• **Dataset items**
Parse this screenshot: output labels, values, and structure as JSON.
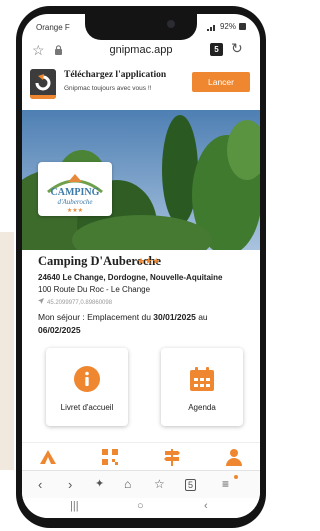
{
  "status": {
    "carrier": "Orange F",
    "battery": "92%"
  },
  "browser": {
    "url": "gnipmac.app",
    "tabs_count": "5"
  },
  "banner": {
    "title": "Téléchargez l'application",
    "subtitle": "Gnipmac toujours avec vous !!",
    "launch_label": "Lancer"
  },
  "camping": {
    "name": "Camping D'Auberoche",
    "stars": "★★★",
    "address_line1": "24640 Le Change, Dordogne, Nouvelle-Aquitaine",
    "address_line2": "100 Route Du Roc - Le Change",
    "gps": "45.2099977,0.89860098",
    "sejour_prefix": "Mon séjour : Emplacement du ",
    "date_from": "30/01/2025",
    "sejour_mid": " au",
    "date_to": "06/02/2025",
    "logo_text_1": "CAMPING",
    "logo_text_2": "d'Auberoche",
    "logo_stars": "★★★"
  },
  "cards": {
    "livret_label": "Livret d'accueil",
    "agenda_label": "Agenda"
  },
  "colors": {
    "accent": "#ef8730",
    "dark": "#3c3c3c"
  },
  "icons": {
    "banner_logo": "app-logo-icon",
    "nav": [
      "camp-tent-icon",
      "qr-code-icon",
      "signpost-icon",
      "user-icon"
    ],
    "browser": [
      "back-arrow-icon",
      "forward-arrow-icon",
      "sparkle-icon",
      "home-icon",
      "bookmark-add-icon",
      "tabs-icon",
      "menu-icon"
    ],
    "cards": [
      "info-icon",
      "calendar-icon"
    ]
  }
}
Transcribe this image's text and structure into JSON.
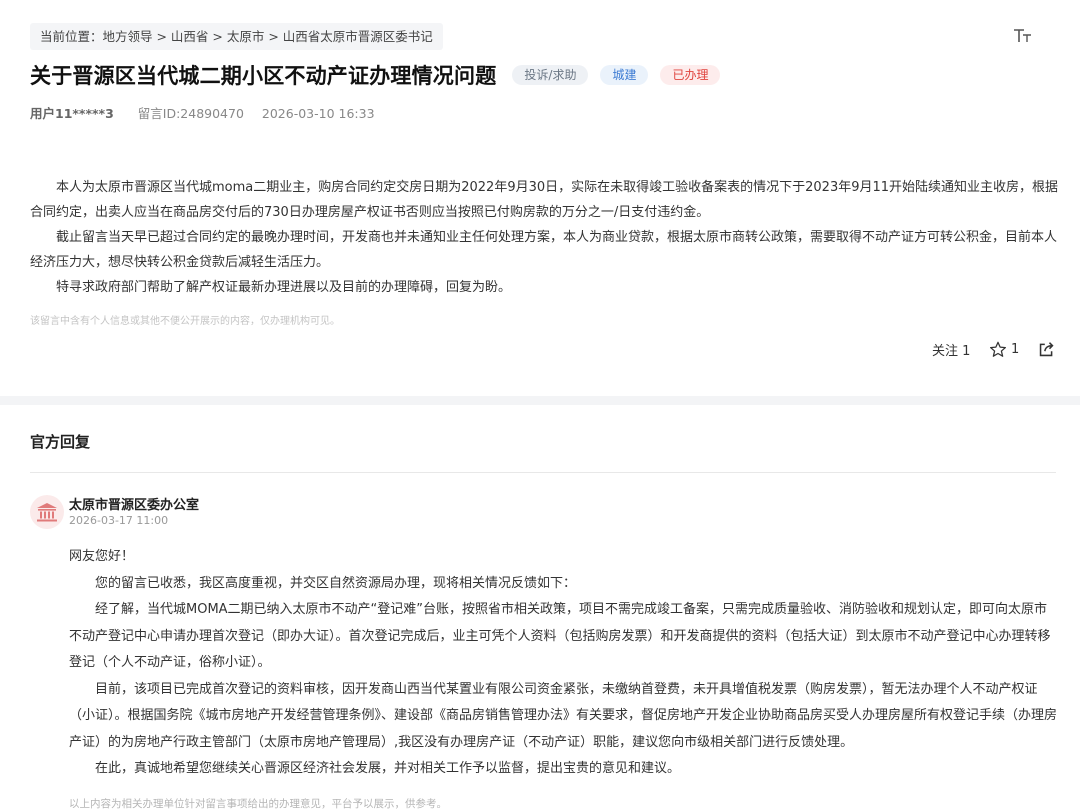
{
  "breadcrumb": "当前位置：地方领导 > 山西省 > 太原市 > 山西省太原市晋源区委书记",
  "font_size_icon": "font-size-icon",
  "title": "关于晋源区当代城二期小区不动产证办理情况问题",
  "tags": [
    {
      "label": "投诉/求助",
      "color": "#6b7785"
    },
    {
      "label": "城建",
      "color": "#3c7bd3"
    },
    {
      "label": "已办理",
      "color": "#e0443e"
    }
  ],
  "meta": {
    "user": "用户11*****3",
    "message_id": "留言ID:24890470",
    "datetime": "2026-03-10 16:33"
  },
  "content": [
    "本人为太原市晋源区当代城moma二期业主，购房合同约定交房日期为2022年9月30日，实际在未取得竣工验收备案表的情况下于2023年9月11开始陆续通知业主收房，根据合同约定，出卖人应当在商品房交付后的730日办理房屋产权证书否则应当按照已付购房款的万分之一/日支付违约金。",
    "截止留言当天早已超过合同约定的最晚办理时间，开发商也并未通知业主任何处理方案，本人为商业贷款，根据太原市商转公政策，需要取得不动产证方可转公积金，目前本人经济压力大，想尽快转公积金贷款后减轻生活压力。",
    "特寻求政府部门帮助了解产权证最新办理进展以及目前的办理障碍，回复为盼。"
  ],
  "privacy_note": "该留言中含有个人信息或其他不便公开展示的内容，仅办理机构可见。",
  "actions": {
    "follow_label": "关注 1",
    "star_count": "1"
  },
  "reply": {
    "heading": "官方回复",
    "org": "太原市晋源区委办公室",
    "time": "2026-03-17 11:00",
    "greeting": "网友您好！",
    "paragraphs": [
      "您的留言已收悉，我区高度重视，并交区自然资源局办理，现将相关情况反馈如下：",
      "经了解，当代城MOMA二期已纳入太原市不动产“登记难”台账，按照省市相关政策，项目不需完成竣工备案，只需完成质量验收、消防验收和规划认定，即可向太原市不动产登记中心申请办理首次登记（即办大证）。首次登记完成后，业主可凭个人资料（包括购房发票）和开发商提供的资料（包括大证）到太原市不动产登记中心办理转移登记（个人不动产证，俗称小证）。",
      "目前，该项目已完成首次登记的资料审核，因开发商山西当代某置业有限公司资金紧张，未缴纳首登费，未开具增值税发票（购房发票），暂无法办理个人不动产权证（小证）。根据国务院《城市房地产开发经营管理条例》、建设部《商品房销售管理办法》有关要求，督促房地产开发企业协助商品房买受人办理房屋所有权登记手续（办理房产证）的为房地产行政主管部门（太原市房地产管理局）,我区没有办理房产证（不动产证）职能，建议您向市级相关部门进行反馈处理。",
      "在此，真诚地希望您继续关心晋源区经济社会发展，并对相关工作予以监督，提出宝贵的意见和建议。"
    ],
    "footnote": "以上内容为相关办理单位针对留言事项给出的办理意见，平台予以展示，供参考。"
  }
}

• **Aim of the exercise**
Drop the pictures and reproduce the rest of the entries above exactly.

• **Task output**
Parse this screenshot: output labels, values, and structure as JSON.
{
  "status": {
    "carrier": "Orange F",
    "battery": "92%"
  },
  "browser": {
    "url": "gnipmac.app",
    "tabs_count": "5"
  },
  "banner": {
    "title": "Téléchargez l'application",
    "subtitle": "Gnipmac toujours avec vous !!",
    "launch_label": "Lancer"
  },
  "camping": {
    "name": "Camping D'Auberoche",
    "stars": "★★★",
    "address_line1": "24640 Le Change, Dordogne, Nouvelle-Aquitaine",
    "address_line2": "100 Route Du Roc - Le Change",
    "gps": "45.2099977,0.89860098",
    "sejour_prefix": "Mon séjour : Emplacement du ",
    "date_from": "30/01/2025",
    "sejour_mid": " au",
    "date_to": "06/02/2025",
    "logo_text_1": "CAMPING",
    "logo_text_2": "d'Auberoche",
    "logo_stars": "★★★"
  },
  "cards": {
    "livret_label": "Livret d'accueil",
    "agenda_label": "Agenda"
  },
  "colors": {
    "accent": "#ef8730",
    "dark": "#3c3c3c"
  },
  "icons": {
    "banner_logo": "app-logo-icon",
    "nav": [
      "camp-tent-icon",
      "qr-code-icon",
      "signpost-icon",
      "user-icon"
    ],
    "browser": [
      "back-arrow-icon",
      "forward-arrow-icon",
      "sparkle-icon",
      "home-icon",
      "bookmark-add-icon",
      "tabs-icon",
      "menu-icon"
    ],
    "cards": [
      "info-icon",
      "calendar-icon"
    ]
  }
}
Transcribe this image's text and structure into JSON.
{
  "breadcrumb": "当前位置：地方领导 > 山西省 > 太原市 > 山西省太原市晋源区委书记",
  "font_size_icon": "font-size-icon",
  "title": "关于晋源区当代城二期小区不动产证办理情况问题",
  "tags": [
    {
      "label": "投诉/求助",
      "color": "#6b7785"
    },
    {
      "label": "城建",
      "color": "#3c7bd3"
    },
    {
      "label": "已办理",
      "color": "#e0443e"
    }
  ],
  "meta": {
    "user": "用户11*****3",
    "message_id": "留言ID:24890470",
    "datetime": "2026-03-10 16:33"
  },
  "content": [
    "本人为太原市晋源区当代城moma二期业主，购房合同约定交房日期为2022年9月30日，实际在未取得竣工验收备案表的情况下于2023年9月11开始陆续通知业主收房，根据合同约定，出卖人应当在商品房交付后的730日办理房屋产权证书否则应当按照已付购房款的万分之一/日支付违约金。",
    "截止留言当天早已超过合同约定的最晚办理时间，开发商也并未通知业主任何处理方案，本人为商业贷款，根据太原市商转公政策，需要取得不动产证方可转公积金，目前本人经济压力大，想尽快转公积金贷款后减轻生活压力。",
    "特寻求政府部门帮助了解产权证最新办理进展以及目前的办理障碍，回复为盼。"
  ],
  "privacy_note": "该留言中含有个人信息或其他不便公开展示的内容，仅办理机构可见。",
  "actions": {
    "follow_label": "关注 1",
    "star_count": "1"
  },
  "reply": {
    "heading": "官方回复",
    "org": "太原市晋源区委办公室",
    "time": "2026-03-17 11:00",
    "greeting": "网友您好！",
    "paragraphs": [
      "您的留言已收悉，我区高度重视，并交区自然资源局办理，现将相关情况反馈如下：",
      "经了解，当代城MOMA二期已纳入太原市不动产“登记难”台账，按照省市相关政策，项目不需完成竣工备案，只需完成质量验收、消防验收和规划认定，即可向太原市不动产登记中心申请办理首次登记（即办大证）。首次登记完成后，业主可凭个人资料（包括购房发票）和开发商提供的资料（包括大证）到太原市不动产登记中心办理转移登记（个人不动产证，俗称小证）。",
      "目前，该项目已完成首次登记的资料审核，因开发商山西当代某置业有限公司资金紧张，未缴纳首登费，未开具增值税发票（购房发票），暂无法办理个人不动产权证（小证）。根据国务院《城市房地产开发经营管理条例》、建设部《商品房销售管理办法》有关要求，督促房地产开发企业协助商品房买受人办理房屋所有权登记手续（办理房产证）的为房地产行政主管部门（太原市房地产管理局）,我区没有办理房产证（不动产证）职能，建议您向市级相关部门进行反馈处理。",
      "在此，真诚地希望您继续关心晋源区经济社会发展，并对相关工作予以监督，提出宝贵的意见和建议。"
    ],
    "footnote": "以上内容为相关办理单位针对留言事项给出的办理意见，平台予以展示，供参考。"
  }
}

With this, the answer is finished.